Material:
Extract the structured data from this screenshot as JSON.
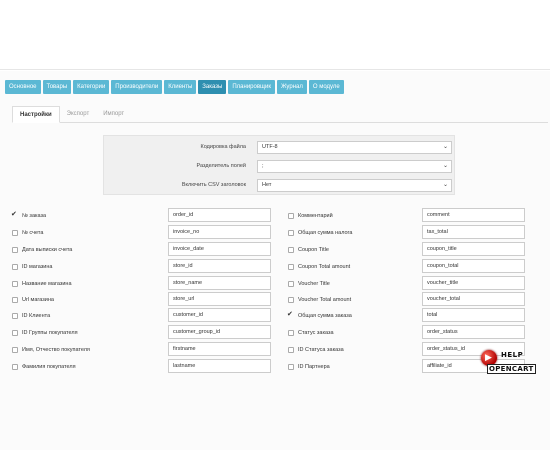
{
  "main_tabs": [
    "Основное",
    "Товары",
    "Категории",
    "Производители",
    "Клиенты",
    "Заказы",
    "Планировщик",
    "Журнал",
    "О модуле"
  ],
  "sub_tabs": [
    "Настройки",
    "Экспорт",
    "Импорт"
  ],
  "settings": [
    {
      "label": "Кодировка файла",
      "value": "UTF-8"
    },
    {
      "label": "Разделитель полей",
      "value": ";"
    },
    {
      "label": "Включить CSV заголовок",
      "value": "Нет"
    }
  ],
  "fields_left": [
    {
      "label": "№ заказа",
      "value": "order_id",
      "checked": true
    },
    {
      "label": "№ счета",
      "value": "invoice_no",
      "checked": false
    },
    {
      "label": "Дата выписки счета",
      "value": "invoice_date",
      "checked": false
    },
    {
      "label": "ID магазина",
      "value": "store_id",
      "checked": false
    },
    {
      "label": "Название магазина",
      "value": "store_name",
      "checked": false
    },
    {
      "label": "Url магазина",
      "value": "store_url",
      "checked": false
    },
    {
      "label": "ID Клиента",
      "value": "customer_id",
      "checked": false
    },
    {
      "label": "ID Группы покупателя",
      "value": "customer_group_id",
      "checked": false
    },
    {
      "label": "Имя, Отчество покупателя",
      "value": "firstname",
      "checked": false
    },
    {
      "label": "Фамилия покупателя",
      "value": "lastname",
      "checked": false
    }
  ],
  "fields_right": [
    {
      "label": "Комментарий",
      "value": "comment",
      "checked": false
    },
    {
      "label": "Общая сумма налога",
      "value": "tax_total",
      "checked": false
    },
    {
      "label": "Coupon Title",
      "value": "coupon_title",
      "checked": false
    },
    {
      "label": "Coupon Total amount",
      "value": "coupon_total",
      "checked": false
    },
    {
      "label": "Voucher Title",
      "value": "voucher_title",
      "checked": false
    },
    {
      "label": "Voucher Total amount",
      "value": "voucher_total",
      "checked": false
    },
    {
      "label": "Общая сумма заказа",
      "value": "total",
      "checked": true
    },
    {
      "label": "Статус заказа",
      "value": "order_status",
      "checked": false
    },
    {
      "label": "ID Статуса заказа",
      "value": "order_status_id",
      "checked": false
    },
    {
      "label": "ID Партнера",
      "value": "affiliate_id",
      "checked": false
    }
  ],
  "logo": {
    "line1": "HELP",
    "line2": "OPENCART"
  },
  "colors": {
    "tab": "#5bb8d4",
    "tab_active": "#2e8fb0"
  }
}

Set exercise: Output every entry verbatim. Pictures do not belong in the copy.

Answer to the problem:
Extract the structured data from this screenshot as JSON.
{
  "main_tabs": [
    "Основное",
    "Товары",
    "Категории",
    "Производители",
    "Клиенты",
    "Заказы",
    "Планировщик",
    "Журнал",
    "О модуле"
  ],
  "sub_tabs": [
    "Настройки",
    "Экспорт",
    "Импорт"
  ],
  "settings": [
    {
      "label": "Кодировка файла",
      "value": "UTF-8"
    },
    {
      "label": "Разделитель полей",
      "value": ";"
    },
    {
      "label": "Включить CSV заголовок",
      "value": "Нет"
    }
  ],
  "fields_left": [
    {
      "label": "№ заказа",
      "value": "order_id",
      "checked": true
    },
    {
      "label": "№ счета",
      "value": "invoice_no",
      "checked": false
    },
    {
      "label": "Дата выписки счета",
      "value": "invoice_date",
      "checked": false
    },
    {
      "label": "ID магазина",
      "value": "store_id",
      "checked": false
    },
    {
      "label": "Название магазина",
      "value": "store_name",
      "checked": false
    },
    {
      "label": "Url магазина",
      "value": "store_url",
      "checked": false
    },
    {
      "label": "ID Клиента",
      "value": "customer_id",
      "checked": false
    },
    {
      "label": "ID Группы покупателя",
      "value": "customer_group_id",
      "checked": false
    },
    {
      "label": "Имя, Отчество покупателя",
      "value": "firstname",
      "checked": false
    },
    {
      "label": "Фамилия покупателя",
      "value": "lastname",
      "checked": false
    }
  ],
  "fields_right": [
    {
      "label": "Комментарий",
      "value": "comment",
      "checked": false
    },
    {
      "label": "Общая сумма налога",
      "value": "tax_total",
      "checked": false
    },
    {
      "label": "Coupon Title",
      "value": "coupon_title",
      "checked": false
    },
    {
      "label": "Coupon Total amount",
      "value": "coupon_total",
      "checked": false
    },
    {
      "label": "Voucher Title",
      "value": "voucher_title",
      "checked": false
    },
    {
      "label": "Voucher Total amount",
      "value": "voucher_total",
      "checked": false
    },
    {
      "label": "Общая сумма заказа",
      "value": "total",
      "checked": true
    },
    {
      "label": "Статус заказа",
      "value": "order_status",
      "checked": false
    },
    {
      "label": "ID Статуса заказа",
      "value": "order_status_id",
      "checked": false
    },
    {
      "label": "ID Партнера",
      "value": "affiliate_id",
      "checked": false
    }
  ],
  "logo": {
    "line1": "HELP",
    "line2": "OPENCART"
  },
  "colors": {
    "tab": "#5bb8d4",
    "tab_active": "#2e8fb0"
  }
}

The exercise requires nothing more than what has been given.